## Begin Supplied information

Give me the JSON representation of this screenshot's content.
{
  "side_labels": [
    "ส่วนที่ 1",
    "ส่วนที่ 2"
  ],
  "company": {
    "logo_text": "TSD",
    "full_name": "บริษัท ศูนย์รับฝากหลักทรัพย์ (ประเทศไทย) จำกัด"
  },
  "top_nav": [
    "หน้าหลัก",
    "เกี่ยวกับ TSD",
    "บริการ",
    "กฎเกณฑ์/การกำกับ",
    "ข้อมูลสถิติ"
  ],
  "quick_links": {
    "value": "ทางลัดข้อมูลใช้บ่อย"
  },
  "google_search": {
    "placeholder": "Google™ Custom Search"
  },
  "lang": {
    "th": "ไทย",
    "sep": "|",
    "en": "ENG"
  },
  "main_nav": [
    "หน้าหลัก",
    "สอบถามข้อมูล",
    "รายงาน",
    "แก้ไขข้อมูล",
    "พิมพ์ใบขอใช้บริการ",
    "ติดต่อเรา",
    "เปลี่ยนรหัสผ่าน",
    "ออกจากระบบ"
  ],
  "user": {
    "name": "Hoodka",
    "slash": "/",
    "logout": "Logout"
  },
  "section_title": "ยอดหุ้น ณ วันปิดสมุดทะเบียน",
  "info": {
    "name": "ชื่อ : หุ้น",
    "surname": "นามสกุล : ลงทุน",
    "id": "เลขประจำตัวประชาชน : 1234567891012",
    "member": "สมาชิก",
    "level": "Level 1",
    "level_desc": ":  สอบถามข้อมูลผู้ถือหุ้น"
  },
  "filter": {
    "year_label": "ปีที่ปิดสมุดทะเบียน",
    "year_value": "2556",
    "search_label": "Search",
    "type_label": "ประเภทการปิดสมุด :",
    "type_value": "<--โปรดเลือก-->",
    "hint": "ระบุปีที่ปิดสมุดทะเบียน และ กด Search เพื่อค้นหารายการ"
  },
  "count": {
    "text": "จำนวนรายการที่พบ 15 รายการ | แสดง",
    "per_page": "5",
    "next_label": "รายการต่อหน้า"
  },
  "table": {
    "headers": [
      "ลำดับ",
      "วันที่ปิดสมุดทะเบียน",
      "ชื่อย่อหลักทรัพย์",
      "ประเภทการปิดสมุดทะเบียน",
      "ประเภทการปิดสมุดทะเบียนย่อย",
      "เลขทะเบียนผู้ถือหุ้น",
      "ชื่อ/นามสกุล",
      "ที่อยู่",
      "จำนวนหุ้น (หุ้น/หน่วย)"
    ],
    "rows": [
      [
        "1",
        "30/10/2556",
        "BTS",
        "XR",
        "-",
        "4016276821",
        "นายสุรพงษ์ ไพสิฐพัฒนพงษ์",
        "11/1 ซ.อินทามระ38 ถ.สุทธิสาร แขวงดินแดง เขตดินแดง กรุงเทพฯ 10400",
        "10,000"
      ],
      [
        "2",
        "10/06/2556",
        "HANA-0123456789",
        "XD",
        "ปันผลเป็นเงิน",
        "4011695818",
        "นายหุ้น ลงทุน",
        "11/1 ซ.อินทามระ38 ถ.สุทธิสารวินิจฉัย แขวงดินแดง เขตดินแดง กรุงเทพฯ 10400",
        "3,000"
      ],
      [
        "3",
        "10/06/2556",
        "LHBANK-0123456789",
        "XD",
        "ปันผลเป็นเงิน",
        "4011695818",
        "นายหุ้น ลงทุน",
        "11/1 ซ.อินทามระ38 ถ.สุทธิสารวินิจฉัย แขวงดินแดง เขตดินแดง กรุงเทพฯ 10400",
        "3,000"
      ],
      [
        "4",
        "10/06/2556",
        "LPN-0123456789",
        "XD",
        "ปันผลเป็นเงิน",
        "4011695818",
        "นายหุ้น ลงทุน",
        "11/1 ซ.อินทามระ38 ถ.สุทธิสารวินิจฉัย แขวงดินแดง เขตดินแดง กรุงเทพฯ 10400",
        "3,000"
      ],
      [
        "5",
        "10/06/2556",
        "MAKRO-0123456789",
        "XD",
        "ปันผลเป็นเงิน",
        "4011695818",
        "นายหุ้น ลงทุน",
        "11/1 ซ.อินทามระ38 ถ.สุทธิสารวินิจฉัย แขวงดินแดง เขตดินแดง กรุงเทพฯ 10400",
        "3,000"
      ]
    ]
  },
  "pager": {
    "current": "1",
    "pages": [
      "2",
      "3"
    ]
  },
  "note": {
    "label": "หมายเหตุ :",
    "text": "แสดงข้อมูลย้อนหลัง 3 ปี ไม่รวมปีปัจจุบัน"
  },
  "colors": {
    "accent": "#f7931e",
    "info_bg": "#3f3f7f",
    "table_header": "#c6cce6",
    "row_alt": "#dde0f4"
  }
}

## End Supplied information

What you need to do - Copy all the lines above that hold the string "สอบถามข".

Full solution -
    "สอบถามข้อมูล",
    "level_desc": ":  สอบถามข้อมูลผู้ถือหุ้น"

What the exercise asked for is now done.